## What you are asked to do
Strip the pictures and reproduce the rest of the listing exactly.

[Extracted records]
....................

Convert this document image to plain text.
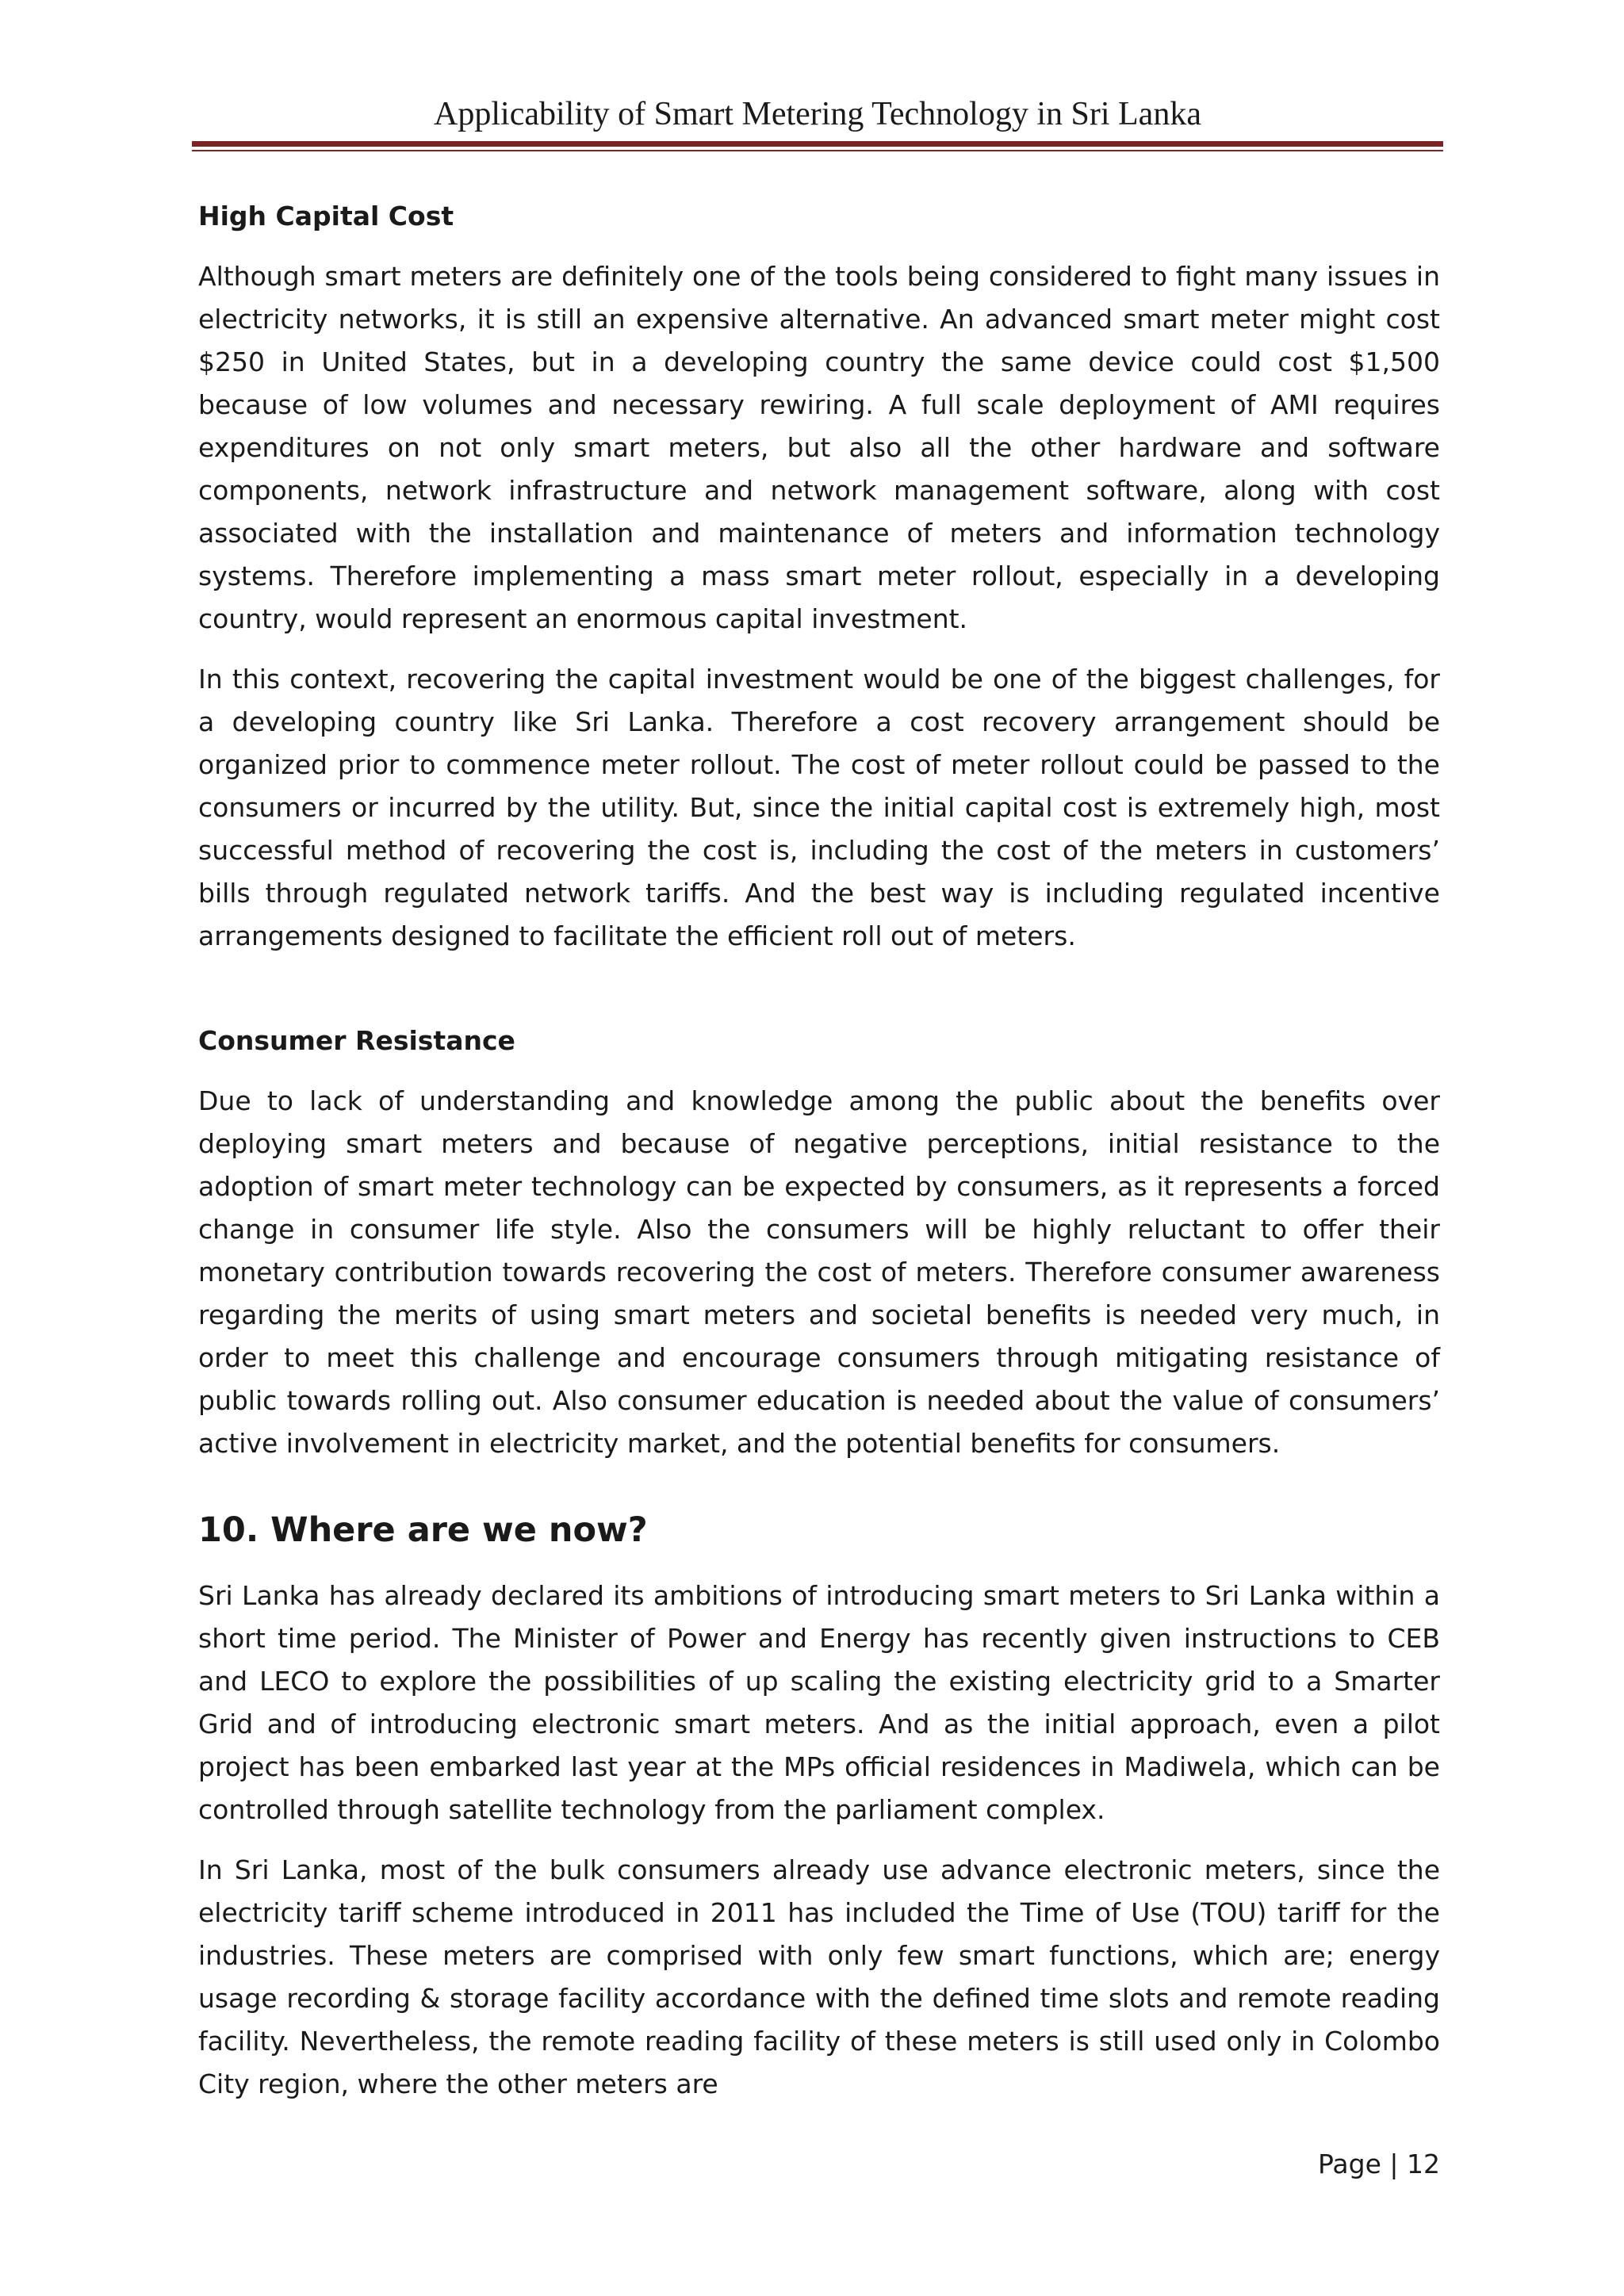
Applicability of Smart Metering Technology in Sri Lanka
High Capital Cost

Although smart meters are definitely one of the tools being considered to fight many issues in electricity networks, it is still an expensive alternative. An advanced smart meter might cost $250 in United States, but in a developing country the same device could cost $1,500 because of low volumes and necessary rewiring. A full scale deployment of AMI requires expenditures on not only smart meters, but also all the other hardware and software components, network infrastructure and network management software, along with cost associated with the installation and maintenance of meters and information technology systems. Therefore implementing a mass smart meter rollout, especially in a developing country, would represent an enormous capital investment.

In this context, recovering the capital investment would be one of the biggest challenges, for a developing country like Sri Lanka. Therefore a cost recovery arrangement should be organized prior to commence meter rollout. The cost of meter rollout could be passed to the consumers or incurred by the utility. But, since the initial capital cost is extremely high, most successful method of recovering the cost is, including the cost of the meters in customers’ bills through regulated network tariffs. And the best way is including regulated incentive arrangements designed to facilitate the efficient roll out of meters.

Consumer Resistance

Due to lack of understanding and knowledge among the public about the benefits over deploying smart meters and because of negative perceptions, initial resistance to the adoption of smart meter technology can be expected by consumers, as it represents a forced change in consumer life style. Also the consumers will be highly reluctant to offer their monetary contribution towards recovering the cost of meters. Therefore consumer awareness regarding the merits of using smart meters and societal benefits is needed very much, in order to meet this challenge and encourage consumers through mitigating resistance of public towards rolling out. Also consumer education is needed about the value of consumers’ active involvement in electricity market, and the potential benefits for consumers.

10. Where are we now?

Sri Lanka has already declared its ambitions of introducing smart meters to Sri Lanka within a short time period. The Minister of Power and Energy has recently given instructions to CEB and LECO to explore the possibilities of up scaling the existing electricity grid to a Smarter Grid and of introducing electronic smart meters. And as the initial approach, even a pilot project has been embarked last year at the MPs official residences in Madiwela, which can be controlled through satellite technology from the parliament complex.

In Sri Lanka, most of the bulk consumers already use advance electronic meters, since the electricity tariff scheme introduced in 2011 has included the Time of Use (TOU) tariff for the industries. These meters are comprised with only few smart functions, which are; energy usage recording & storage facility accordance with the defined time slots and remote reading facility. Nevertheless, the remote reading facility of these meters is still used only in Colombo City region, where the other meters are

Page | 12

....................

## Response to this exercise
Convert this document image to plain text.
Applicability of Smart Metering Technology in Sri Lanka
High Capital Cost

Although smart meters are definitely one of the tools being considered to fight many issues in electricity networks, it is still an expensive alternative. An advanced smart meter might cost $250 in United States, but in a developing country the same device could cost $1,500 because of low volumes and necessary rewiring. A full scale deployment of AMI requires expenditures on not only smart meters, but also all the other hardware and software components, network infrastructure and network management software, along with cost associated with the installation and maintenance of meters and information technology systems. Therefore implementing a mass smart meter rollout, especially in a developing country, would represent an enormous capital investment.

In this context, recovering the capital investment would be one of the biggest challenges, for a developing country like Sri Lanka. Therefore a cost recovery arrangement should be organized prior to commence meter rollout. The cost of meter rollout could be passed to the consumers or incurred by the utility. But, since the initial capital cost is extremely high, most successful method of recovering the cost is, including the cost of the meters in customers’ bills through regulated network tariffs. And the best way is including regulated incentive arrangements designed to facilitate the efficient roll out of meters.

Consumer Resistance

Due to lack of understanding and knowledge among the public about the benefits over deploying smart meters and because of negative perceptions, initial resistance to the adoption of smart meter technology can be expected by consumers, as it represents a forced change in consumer life style. Also the consumers will be highly reluctant to offer their monetary contribution towards recovering the cost of meters. Therefore consumer awareness regarding the merits of using smart meters and societal benefits is needed very much, in order to meet this challenge and encourage consumers through mitigating resistance of public towards rolling out. Also consumer education is needed about the value of consumers’ active involvement in electricity market, and the potential benefits for consumers.

10. Where are we now?

Sri Lanka has already declared its ambitions of introducing smart meters to Sri Lanka within a short time period. The Minister of Power and Energy has recently given instructions to CEB and LECO to explore the possibilities of up scaling the existing electricity grid to a Smarter Grid and of introducing electronic smart meters. And as the initial approach, even a pilot project has been embarked last year at the MPs official residences in Madiwela, which can be controlled through satellite technology from the parliament complex.

In Sri Lanka, most of the bulk consumers already use advance electronic meters, since the electricity tariff scheme introduced in 2011 has included the Time of Use (TOU) tariff for the industries. These meters are comprised with only few smart functions, which are; energy usage recording & storage facility accordance with the defined time slots and remote reading facility. Nevertheless, the remote reading facility of these meters is still used only in Colombo City region, where the other meters are

Page | 12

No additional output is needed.